Dataset items
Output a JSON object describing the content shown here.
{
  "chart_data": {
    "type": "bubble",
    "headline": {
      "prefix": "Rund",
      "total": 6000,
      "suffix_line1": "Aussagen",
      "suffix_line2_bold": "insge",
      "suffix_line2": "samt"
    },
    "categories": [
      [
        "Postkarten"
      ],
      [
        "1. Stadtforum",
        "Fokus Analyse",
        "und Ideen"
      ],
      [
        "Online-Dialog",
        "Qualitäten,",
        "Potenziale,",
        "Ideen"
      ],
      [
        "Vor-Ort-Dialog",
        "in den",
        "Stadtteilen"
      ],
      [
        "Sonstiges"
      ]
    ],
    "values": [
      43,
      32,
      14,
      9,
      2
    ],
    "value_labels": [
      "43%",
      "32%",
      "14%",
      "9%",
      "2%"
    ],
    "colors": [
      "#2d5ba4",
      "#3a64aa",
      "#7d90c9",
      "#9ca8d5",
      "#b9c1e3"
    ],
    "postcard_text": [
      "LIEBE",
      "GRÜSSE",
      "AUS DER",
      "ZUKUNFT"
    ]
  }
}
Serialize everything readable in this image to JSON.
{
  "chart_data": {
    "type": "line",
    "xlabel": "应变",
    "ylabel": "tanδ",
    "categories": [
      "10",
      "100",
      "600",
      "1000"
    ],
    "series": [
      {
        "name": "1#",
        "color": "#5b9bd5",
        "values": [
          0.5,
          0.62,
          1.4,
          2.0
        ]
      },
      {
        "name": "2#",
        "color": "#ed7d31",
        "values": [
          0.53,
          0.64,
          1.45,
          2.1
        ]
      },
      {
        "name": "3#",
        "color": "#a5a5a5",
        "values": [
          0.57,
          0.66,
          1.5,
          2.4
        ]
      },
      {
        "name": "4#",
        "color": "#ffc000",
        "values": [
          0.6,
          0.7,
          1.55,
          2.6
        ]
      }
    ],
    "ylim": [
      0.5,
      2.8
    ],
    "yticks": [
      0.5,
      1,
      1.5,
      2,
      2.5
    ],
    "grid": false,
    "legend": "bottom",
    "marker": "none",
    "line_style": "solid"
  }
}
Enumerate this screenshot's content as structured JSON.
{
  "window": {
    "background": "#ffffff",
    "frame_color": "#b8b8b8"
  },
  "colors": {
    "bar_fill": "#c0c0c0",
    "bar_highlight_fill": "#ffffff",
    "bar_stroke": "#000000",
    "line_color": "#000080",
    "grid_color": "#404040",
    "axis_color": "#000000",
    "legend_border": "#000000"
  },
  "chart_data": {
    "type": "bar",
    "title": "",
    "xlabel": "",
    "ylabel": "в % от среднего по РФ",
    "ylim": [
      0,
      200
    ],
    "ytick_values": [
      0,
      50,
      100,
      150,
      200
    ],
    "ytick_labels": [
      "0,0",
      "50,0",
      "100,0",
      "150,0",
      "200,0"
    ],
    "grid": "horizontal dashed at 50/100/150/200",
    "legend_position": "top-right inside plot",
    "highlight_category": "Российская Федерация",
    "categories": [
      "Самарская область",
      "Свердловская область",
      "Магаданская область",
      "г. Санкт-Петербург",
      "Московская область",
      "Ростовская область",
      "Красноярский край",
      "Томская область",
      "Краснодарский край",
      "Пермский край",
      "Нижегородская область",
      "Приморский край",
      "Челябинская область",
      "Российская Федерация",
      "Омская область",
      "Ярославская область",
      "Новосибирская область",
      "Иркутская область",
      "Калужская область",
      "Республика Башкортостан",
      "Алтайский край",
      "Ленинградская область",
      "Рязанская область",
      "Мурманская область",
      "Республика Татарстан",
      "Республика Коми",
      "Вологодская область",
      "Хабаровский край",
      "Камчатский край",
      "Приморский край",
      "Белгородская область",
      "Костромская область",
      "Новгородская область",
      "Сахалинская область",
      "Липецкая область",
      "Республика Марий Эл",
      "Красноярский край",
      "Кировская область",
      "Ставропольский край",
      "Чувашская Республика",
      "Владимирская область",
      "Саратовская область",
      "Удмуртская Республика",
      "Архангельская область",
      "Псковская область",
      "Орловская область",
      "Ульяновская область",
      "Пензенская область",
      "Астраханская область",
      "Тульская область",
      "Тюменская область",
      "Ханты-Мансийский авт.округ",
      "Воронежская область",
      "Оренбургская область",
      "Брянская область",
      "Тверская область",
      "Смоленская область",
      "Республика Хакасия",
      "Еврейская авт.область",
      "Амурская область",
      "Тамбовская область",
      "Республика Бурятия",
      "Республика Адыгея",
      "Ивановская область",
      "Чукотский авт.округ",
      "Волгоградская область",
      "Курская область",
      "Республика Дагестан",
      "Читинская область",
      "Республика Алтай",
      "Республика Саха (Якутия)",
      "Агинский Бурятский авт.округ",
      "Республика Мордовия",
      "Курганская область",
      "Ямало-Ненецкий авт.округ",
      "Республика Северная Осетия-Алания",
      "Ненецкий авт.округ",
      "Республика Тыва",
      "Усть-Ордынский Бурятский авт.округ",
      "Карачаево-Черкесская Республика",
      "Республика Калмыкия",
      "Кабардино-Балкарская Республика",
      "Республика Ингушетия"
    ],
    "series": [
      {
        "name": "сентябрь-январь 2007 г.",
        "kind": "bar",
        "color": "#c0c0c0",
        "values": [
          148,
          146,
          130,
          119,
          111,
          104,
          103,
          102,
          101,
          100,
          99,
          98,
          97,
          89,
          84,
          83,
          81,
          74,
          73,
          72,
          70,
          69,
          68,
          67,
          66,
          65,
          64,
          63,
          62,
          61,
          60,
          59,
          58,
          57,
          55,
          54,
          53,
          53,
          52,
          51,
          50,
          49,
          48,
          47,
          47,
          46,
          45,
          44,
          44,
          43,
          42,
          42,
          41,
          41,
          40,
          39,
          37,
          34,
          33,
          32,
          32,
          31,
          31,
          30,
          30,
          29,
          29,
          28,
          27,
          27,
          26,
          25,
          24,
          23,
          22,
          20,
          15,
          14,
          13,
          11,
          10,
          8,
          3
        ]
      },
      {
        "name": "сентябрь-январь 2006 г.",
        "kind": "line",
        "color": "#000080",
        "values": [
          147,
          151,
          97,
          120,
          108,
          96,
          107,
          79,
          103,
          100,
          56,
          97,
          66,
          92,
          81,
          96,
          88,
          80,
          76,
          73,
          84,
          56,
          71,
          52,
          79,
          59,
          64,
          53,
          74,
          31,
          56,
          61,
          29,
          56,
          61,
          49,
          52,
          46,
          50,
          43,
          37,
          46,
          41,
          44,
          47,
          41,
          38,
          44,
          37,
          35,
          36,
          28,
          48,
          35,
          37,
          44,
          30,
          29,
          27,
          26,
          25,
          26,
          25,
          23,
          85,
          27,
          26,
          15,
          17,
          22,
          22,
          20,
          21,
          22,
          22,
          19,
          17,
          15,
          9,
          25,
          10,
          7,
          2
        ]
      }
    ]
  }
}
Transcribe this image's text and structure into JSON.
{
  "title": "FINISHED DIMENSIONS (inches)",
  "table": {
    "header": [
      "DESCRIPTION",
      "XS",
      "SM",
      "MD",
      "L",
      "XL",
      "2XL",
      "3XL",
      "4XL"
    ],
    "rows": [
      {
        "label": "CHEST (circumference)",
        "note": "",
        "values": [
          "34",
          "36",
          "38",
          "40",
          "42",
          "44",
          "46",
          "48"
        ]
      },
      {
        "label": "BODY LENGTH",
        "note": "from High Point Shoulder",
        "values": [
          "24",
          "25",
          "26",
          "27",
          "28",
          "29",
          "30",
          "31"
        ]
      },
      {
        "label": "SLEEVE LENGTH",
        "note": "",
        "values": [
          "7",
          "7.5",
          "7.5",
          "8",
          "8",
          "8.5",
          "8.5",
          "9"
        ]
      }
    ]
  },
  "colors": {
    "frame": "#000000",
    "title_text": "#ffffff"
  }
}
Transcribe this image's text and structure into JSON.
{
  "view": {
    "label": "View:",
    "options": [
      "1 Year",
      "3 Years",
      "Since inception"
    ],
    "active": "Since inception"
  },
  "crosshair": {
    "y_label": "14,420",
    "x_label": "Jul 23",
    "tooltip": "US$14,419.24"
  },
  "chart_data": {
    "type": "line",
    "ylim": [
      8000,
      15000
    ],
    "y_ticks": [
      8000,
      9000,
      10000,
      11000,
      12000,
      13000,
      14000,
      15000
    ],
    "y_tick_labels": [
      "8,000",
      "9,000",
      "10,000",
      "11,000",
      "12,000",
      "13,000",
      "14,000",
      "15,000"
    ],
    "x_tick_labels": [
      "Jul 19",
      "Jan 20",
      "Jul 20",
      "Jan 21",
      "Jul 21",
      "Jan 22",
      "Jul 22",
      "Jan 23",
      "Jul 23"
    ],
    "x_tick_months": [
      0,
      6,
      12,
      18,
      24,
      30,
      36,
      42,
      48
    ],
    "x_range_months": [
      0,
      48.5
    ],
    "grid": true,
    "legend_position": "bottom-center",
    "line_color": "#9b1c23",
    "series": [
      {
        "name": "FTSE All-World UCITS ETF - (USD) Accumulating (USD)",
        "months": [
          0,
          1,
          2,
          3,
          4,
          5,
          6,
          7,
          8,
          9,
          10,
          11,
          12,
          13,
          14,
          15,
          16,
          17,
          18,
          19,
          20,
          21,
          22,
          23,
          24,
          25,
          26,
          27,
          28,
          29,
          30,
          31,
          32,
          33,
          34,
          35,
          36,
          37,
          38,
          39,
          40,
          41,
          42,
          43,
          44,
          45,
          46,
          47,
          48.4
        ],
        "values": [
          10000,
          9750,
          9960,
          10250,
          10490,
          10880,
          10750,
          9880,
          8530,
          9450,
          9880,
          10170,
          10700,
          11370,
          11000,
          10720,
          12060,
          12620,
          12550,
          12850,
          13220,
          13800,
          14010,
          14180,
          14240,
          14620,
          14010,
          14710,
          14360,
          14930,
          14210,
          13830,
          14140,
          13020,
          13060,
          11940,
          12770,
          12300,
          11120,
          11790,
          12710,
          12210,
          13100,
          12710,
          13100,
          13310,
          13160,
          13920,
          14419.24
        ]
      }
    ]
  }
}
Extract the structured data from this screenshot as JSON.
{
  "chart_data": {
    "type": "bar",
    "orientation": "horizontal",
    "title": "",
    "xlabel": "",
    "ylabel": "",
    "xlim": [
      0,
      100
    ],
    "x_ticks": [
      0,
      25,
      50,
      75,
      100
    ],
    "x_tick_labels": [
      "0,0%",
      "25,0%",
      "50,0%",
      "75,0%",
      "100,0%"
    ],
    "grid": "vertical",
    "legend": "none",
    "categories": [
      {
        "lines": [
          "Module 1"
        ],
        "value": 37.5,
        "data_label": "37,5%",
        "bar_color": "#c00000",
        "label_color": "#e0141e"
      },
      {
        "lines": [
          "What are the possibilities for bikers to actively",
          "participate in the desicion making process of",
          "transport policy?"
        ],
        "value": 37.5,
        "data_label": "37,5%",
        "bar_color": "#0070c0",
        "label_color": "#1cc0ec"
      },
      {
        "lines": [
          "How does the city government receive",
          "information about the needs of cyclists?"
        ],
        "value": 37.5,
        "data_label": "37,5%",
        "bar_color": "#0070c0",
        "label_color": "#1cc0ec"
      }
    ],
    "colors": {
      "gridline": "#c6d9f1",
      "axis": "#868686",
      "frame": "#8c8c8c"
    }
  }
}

> **Problem details**: Find all lines where the word "ffffff" appears. Copy them.

> **Response to this exercise**:
    "background": "#ffffff",
    "bar_highlight_fill": "#ffffff",
    "title_text": "#ffffff"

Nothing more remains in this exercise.